Find every line with the word "name" and report how many there are, without any other text.

Figure contents as structured data

□ □ □ □

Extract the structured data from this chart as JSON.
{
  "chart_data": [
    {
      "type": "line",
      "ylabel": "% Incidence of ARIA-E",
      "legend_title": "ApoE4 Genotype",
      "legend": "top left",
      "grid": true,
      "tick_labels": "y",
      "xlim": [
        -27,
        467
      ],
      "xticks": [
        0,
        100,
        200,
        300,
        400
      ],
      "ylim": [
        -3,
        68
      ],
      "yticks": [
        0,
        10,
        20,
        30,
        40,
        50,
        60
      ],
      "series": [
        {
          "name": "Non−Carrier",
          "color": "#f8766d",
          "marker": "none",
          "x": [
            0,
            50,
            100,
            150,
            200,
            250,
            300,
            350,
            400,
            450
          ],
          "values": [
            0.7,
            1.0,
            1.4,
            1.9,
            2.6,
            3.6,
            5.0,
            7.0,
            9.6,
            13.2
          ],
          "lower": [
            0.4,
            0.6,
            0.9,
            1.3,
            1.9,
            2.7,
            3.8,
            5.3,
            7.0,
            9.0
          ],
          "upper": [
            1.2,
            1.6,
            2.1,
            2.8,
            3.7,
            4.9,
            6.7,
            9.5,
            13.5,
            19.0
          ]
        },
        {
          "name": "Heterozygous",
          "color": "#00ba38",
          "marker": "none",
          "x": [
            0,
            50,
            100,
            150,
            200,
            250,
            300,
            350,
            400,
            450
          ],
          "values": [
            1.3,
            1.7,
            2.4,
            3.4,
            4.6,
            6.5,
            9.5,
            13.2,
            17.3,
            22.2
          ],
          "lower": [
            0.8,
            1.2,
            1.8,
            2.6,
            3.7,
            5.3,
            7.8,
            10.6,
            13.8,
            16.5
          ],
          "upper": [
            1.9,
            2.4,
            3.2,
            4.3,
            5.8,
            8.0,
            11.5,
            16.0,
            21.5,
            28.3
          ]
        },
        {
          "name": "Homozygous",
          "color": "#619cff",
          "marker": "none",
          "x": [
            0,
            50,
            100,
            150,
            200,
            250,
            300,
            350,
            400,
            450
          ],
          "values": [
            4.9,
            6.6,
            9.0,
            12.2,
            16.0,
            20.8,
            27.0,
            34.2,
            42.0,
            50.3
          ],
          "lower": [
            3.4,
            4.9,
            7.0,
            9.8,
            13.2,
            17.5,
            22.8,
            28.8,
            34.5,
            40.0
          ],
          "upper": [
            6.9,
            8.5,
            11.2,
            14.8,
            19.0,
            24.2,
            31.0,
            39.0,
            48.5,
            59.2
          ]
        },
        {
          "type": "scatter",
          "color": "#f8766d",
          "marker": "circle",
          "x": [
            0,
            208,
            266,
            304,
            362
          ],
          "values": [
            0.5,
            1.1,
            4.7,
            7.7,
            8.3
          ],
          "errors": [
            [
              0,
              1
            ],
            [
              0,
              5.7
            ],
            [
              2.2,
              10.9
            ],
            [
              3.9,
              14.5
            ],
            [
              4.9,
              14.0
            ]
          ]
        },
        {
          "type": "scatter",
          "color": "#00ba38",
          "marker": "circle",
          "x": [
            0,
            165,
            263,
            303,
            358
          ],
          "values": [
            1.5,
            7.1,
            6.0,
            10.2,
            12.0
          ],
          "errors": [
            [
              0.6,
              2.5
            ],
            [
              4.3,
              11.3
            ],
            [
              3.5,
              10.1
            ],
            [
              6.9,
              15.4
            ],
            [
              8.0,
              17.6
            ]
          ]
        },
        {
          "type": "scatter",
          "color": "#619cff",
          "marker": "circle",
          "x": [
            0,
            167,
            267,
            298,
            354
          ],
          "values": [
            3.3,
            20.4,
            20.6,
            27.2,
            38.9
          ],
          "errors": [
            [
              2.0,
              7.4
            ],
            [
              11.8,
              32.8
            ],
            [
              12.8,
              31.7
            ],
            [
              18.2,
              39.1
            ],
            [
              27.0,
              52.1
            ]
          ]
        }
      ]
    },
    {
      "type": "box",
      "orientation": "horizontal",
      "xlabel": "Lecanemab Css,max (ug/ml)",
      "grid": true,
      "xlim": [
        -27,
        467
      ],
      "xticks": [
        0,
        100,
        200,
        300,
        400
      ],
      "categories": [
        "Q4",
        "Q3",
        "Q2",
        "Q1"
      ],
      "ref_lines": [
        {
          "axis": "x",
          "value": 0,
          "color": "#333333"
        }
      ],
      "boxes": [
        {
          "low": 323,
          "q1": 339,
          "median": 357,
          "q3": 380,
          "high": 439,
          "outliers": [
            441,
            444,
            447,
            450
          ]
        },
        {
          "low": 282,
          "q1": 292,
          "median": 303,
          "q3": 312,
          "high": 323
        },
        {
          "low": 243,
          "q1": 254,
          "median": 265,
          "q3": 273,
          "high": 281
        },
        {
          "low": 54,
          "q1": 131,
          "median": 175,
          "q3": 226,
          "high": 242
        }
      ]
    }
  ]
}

□ □ □ □

## Solution
3